The entries that follow should be written out exactly.
════
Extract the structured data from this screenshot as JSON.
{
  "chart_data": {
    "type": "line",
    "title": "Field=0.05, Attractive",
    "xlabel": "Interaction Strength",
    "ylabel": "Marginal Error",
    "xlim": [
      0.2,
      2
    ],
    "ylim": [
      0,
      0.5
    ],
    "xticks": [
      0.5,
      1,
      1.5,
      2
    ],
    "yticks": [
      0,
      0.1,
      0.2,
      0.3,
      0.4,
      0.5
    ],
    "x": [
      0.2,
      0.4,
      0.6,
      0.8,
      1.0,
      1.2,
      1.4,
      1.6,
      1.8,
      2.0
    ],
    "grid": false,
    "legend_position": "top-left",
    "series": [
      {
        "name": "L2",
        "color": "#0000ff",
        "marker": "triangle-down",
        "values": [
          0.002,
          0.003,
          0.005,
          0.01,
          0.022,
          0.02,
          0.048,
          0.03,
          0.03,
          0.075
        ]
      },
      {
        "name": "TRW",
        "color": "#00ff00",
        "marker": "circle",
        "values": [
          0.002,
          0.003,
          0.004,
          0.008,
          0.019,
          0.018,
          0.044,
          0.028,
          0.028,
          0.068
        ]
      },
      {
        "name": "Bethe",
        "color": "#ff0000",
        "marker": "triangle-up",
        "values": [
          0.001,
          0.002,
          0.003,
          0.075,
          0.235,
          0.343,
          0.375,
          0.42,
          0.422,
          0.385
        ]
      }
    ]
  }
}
════
## WRITTEN SOLUTION
Extract the structured data from this screenshot as JSON.
{
  "chart_data": {
    "type": "line",
    "title": "Field=0.05, Attractive",
    "xlabel": "Interaction Strength",
    "ylabel": "Marginal Error",
    "xlim": [
      0.2,
      2
    ],
    "ylim": [
      0,
      0.5
    ],
    "xticks": [
      0.5,
      1,
      1.5,
      2
    ],
    "yticks": [
      0,
      0.1,
      0.2,
      0.3,
      0.4,
      0.5
    ],
    "x": [
      0.2,
      0.4,
      0.6,
      0.8,
      1.0,
      1.2,
      1.4,
      1.6,
      1.8,
      2.0
    ],
    "grid": false,
    "legend_position": "top-left",
    "series": [
      {
        "name": "L2",
        "color": "#0000ff",
        "marker": "triangle-down",
        "values": [
          0.002,
          0.003,
          0.005,
          0.01,
          0.022,
          0.02,
          0.048,
          0.03,
          0.03,
          0.075
        ]
      },
      {
        "name": "TRW",
        "color": "#00ff00",
        "marker": "circle",
        "values": [
          0.002,
          0.003,
          0.004,
          0.008,
          0.019,
          0.018,
          0.044,
          0.028,
          0.028,
          0.068
        ]
      },
      {
        "name": "Bethe",
        "color": "#ff0000",
        "marker": "triangle-up",
        "values": [
          0.001,
          0.002,
          0.003,
          0.075,
          0.235,
          0.343,
          0.375,
          0.42,
          0.422,
          0.385
        ]
      }
    ]
  }
}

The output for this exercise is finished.